TASK INSTRUCTIONS:
Copy the material that follows word for word and omit its pictures.
━━━━━━
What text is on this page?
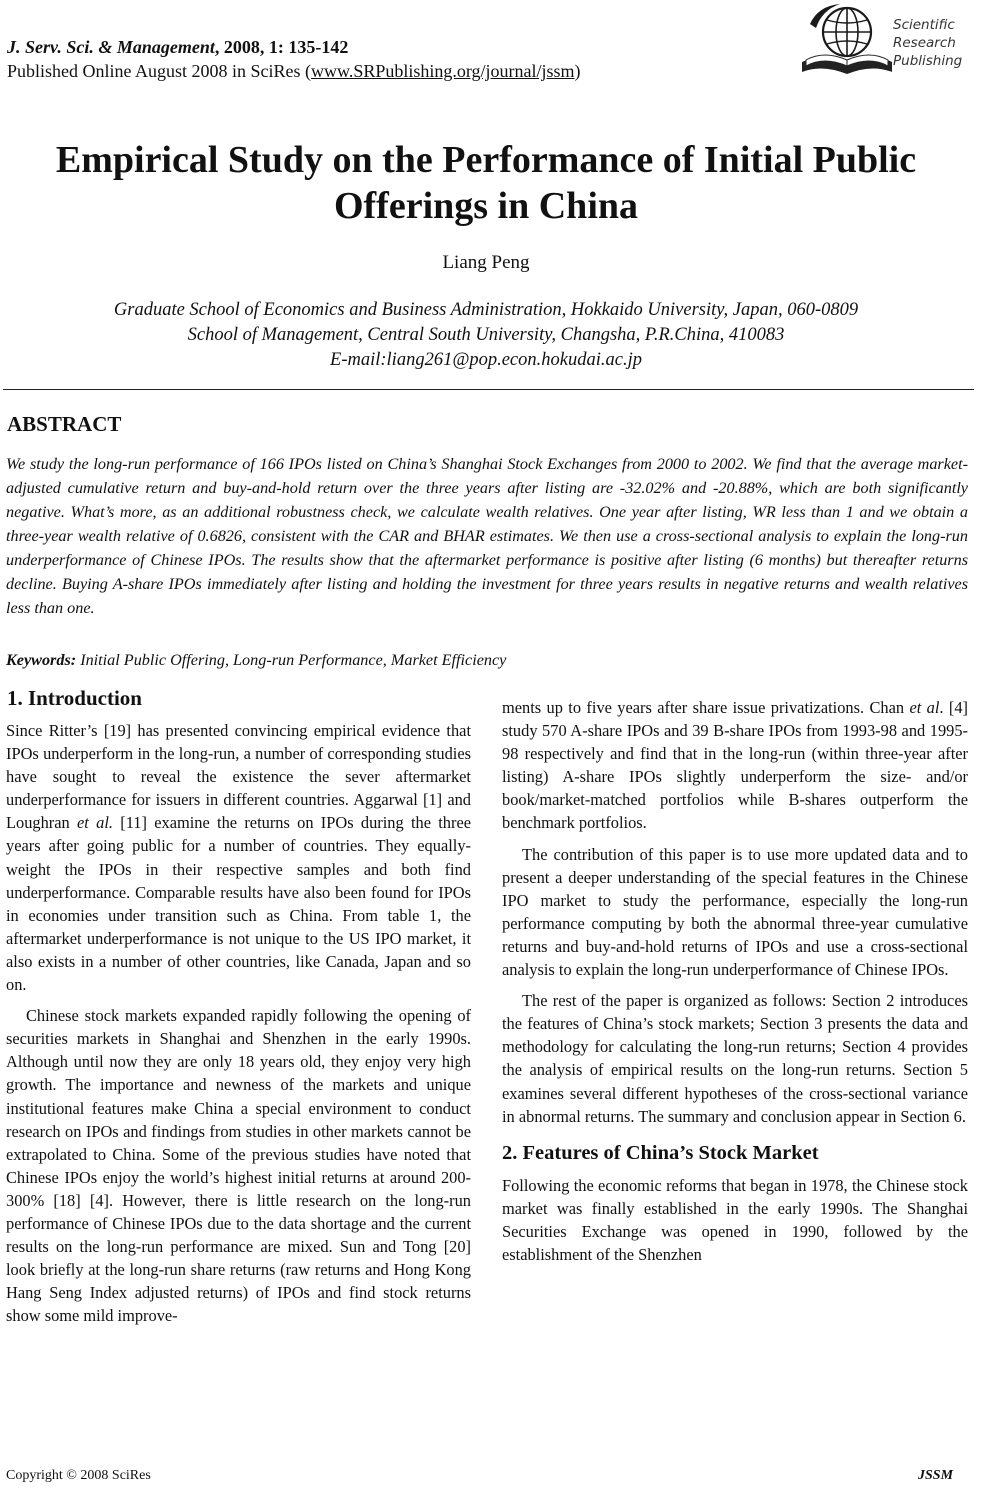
J. Serv. Sci. & Management, 2008, 1: 135-142
Published Online August 2008 in SciRes (www.SRPublishing.org/journal/jssm)
Scientific
Research
Publishing
Empirical Study on the Performance of Initial Public Offerings in China
Liang Peng
Graduate School of Economics and Business Administration, Hokkaido University, Japan, 060-0809
School of Management, Central South University, Changsha, P.R.China, 410083
E-mail:liang261@pop.econ.hokudai.ac.jp
ABSTRACT
We study the long-run performance of 166 IPOs listed on China’s Shanghai Stock Exchanges from 2000 to 2002. We find that the average market-adjusted cumulative return and buy-and-hold return over the three years after listing are -32.02% and -20.88%, which are both significantly negative. What’s more, as an additional robustness check, we calculate wealth relatives. One year after listing, WR less than 1 and we obtain a three-year wealth relative of 0.6826, consistent with the CAR and BHAR estimates. We then use a cross-sectional analysis to explain the long-run underperformance of Chinese IPOs. The results show that the aftermarket performance is positive after listing (6 months) but thereafter returns decline. Buying A-share IPOs immediately after listing and holding the investment for three years results in negative returns and wealth relatives less than one.
Keywords: Initial Public Offering, Long-run Performance, Market Efficiency
1. Introduction

Since Ritter’s [19] has presented convincing empirical evidence that IPOs underperform in the long-run, a number of corresponding studies have sought to reveal the existence the sever aftermarket underperformance for issuers in different countries. Aggarwal [1] and Loughran et al. [11] examine the returns on IPOs during the three years after going public for a number of countries. They equally-weight the IPOs in their respective samples and both find underperformance. Comparable results have also been found for IPOs in economies under transition such as China. From table 1, the aftermarket underperformance is not unique to the US IPO market, it also exists in a number of other countries, like Canada, Japan and so on.

Chinese stock markets expanded rapidly following the opening of securities markets in Shanghai and Shenzhen in the early 1990s. Although until now they are only 18 years old, they enjoy very high growth. The importance and newness of the markets and unique institutional features make China a special environment to conduct research on IPOs and findings from studies in other markets cannot be extrapolated to China. Some of the previous studies have noted that Chinese IPOs enjoy the world’s highest initial returns at around 200-300% [18] [4]. However, there is little research on the long-run performance of Chinese IPOs due to the data shortage and the current results on the long-run performance are mixed. Sun and Tong [20] look briefly at the long-run share returns (raw returns and Hong Kong Hang Seng Index adjusted returns) of IPOs and find stock returns show some mild improve-

ments up to five years after share issue privatizations. Chan et al. [4] study 570 A-share IPOs and 39 B-share IPOs from 1993-98 and 1995-98 respectively and find that in the long-run (within three-year after listing) A-share IPOs slightly underperform the size- and/or book/market-matched portfolios while B-shares outperform the benchmark portfolios.

The contribution of this paper is to use more updated data and to present a deeper understanding of the special features in the Chinese IPO market to study the performance, especially the long-run performance computing by both the abnormal three-year cumulative returns and buy-and-hold returns of IPOs and use a cross-sectional analysis to explain the long-run underperformance of Chinese IPOs.

The rest of the paper is organized as follows: Section 2 introduces the features of China’s stock markets; Section 3 presents the data and methodology for calculating the long-run returns; Section 4 provides the analysis of empirical results on the long-run returns. Section 5 examines several different hypotheses of the cross-sectional variance in abnormal returns. The summary and conclusion appear in Section 6.

2. Features of China’s Stock Market

Following the economic reforms that began in 1978, the Chinese stock market was finally established in the early 1990s. The Shanghai Securities Exchange was opened in 1990, followed by the establishment of the Shenzhen

Copyright © 2008 SciRes	JSSM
━━━━━━
CORRECT ANSWER:
What text is on this page?
J. Serv. Sci. & Management, 2008, 1: 135-142
Published Online August 2008 in SciRes (www.SRPublishing.org/journal/jssm)
Scientific
Research
Publishing
Empirical Study on the Performance of Initial Public Offerings in China
Liang Peng
Graduate School of Economics and Business Administration, Hokkaido University, Japan, 060-0809
School of Management, Central South University, Changsha, P.R.China, 410083
E-mail:liang261@pop.econ.hokudai.ac.jp
ABSTRACT
We study the long-run performance of 166 IPOs listed on China’s Shanghai Stock Exchanges from 2000 to 2002. We find that the average market-adjusted cumulative return and buy-and-hold return over the three years after listing are -32.02% and -20.88%, which are both significantly negative. What’s more, as an additional robustness check, we calculate wealth relatives. One year after listing, WR less than 1 and we obtain a three-year wealth relative of 0.6826, consistent with the CAR and BHAR estimates. We then use a cross-sectional analysis to explain the long-run underperformance of Chinese IPOs. The results show that the aftermarket performance is positive after listing (6 months) but thereafter returns decline. Buying A-share IPOs immediately after listing and holding the investment for three years results in negative returns and wealth relatives less than one.
Keywords: Initial Public Offering, Long-run Performance, Market Efficiency
1. Introduction

Since Ritter’s [19] has presented convincing empirical evidence that IPOs underperform in the long-run, a number of corresponding studies have sought to reveal the existence the sever aftermarket underperformance for issuers in different countries. Aggarwal [1] and Loughran et al. [11] examine the returns on IPOs during the three years after going public for a number of countries. They equally-weight the IPOs in their respective samples and both find underperformance. Comparable results have also been found for IPOs in economies under transition such as China. From table 1, the aftermarket underperformance is not unique to the US IPO market, it also exists in a number of other countries, like Canada, Japan and so on.

Chinese stock markets expanded rapidly following the opening of securities markets in Shanghai and Shenzhen in the early 1990s. Although until now they are only 18 years old, they enjoy very high growth. The importance and newness of the markets and unique institutional features make China a special environment to conduct research on IPOs and findings from studies in other markets cannot be extrapolated to China. Some of the previous studies have noted that Chinese IPOs enjoy the world’s highest initial returns at around 200-300% [18] [4]. However, there is little research on the long-run performance of Chinese IPOs due to the data shortage and the current results on the long-run performance are mixed. Sun and Tong [20] look briefly at the long-run share returns (raw returns and Hong Kong Hang Seng Index adjusted returns) of IPOs and find stock returns show some mild improve-

ments up to five years after share issue privatizations. Chan et al. [4] study 570 A-share IPOs and 39 B-share IPOs from 1993-98 and 1995-98 respectively and find that in the long-run (within three-year after listing) A-share IPOs slightly underperform the size- and/or book/market-matched portfolios while B-shares outperform the benchmark portfolios.

The contribution of this paper is to use more updated data and to present a deeper understanding of the special features in the Chinese IPO market to study the performance, especially the long-run performance computing by both the abnormal three-year cumulative returns and buy-and-hold returns of IPOs and use a cross-sectional analysis to explain the long-run underperformance of Chinese IPOs.

The rest of the paper is organized as follows: Section 2 introduces the features of China’s stock markets; Section 3 presents the data and methodology for calculating the long-run returns; Section 4 provides the analysis of empirical results on the long-run returns. Section 5 examines several different hypotheses of the cross-sectional variance in abnormal returns. The summary and conclusion appear in Section 6.

2. Features of China’s Stock Market

Following the economic reforms that began in 1978, the Chinese stock market was finally established in the early 1990s. The Shanghai Securities Exchange was opened in 1990, followed by the establishment of the Shenzhen

Copyright © 2008 SciRes	JSSM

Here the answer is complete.